◆ Given instruction ◆
Your task is to reproduce the entries below word for word.

┌─ Exercise material

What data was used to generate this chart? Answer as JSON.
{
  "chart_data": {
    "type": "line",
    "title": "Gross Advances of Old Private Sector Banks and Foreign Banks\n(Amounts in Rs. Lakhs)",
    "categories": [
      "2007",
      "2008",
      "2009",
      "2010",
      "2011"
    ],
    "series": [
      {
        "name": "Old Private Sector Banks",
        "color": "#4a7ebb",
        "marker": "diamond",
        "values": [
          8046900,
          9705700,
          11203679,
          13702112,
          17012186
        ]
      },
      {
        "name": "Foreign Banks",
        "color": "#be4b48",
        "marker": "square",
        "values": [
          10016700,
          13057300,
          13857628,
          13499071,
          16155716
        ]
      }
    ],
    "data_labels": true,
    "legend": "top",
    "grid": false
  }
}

└─

◆ Written solution ◆
What data was used to generate this chart? Answer as JSON.
{
  "chart_data": {
    "type": "line",
    "title": "Gross Advances of Old Private Sector Banks and Foreign Banks\n(Amounts in Rs. Lakhs)",
    "categories": [
      "2007",
      "2008",
      "2009",
      "2010",
      "2011"
    ],
    "series": [
      {
        "name": "Old Private Sector Banks",
        "color": "#4a7ebb",
        "marker": "diamond",
        "values": [
          8046900,
          9705700,
          11203679,
          13702112,
          17012186
        ]
      },
      {
        "name": "Foreign Banks",
        "color": "#be4b48",
        "marker": "square",
        "values": [
          10016700,
          13057300,
          13857628,
          13499071,
          16155716
        ]
      }
    ],
    "data_labels": true,
    "legend": "top",
    "grid": false
  }
}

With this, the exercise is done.